··· Material for this exercise ···

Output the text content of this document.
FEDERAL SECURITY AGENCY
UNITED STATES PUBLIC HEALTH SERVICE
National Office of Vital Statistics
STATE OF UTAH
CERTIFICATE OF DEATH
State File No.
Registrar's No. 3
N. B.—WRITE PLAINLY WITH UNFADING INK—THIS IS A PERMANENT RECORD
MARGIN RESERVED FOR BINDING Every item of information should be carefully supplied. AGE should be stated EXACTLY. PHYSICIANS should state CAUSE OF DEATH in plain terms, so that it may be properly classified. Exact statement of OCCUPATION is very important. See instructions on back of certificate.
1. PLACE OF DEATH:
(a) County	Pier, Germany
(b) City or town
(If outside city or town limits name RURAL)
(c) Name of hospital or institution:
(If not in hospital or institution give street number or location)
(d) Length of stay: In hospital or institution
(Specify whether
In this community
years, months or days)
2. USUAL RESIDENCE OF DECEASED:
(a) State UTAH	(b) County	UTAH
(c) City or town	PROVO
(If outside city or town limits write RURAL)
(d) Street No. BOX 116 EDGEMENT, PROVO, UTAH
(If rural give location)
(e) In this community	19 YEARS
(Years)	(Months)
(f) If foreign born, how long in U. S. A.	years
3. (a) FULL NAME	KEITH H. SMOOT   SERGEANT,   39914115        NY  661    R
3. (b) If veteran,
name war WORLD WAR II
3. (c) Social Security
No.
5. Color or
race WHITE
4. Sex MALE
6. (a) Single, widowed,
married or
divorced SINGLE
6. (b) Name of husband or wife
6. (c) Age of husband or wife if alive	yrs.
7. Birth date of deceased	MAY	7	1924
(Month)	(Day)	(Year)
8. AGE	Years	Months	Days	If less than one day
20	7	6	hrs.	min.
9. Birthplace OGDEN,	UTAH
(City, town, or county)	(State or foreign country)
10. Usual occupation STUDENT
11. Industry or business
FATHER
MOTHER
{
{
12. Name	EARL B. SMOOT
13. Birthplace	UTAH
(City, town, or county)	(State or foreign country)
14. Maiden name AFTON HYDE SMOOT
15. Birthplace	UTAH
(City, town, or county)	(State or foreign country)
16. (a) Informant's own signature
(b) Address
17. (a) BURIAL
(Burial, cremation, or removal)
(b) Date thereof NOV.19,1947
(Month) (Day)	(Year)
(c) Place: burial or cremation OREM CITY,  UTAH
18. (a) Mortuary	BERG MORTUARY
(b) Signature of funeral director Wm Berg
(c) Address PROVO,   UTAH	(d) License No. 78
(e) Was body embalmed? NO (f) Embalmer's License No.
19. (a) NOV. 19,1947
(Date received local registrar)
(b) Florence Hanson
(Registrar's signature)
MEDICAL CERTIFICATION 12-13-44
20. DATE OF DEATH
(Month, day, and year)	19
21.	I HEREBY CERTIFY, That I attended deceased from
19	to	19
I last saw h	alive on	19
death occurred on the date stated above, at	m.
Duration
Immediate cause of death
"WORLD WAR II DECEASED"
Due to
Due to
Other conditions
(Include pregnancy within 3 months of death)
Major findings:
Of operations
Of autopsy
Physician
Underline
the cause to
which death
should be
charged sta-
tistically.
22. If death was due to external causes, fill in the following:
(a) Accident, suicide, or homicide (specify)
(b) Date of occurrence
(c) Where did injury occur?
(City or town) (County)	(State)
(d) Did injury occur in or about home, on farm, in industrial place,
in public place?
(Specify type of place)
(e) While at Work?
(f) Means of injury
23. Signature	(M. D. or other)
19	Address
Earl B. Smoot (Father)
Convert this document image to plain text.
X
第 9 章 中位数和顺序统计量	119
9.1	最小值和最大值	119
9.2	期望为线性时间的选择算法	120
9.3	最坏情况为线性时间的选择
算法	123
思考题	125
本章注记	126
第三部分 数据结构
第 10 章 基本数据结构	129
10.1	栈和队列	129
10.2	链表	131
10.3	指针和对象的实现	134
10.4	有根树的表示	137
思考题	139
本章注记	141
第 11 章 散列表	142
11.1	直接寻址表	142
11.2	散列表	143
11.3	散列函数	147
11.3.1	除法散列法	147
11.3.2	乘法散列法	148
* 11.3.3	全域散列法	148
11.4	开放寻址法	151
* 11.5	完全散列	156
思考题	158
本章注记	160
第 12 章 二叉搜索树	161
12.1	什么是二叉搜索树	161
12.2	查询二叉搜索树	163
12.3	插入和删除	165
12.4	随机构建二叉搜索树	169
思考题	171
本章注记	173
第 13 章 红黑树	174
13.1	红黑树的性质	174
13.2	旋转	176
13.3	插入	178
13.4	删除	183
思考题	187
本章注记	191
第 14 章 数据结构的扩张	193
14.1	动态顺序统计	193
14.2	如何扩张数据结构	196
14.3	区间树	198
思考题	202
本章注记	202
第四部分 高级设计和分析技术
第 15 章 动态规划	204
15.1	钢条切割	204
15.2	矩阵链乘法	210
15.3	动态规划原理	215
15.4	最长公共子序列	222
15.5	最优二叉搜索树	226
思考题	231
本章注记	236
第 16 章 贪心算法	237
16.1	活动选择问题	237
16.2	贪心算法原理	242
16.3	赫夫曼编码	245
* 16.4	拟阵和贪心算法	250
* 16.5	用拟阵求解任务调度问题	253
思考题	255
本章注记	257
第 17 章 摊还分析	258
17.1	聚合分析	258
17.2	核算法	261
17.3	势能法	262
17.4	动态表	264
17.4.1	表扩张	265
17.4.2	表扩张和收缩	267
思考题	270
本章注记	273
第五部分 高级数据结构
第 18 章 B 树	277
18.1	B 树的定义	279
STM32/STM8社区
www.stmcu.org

···

» Aim:
Identify all lines in the records above with the word "Birthplace".

» Output for this exercise:
9. Birthplace OGDEN,	UTAH
13. Birthplace	UTAH
15. Birthplace	UTAH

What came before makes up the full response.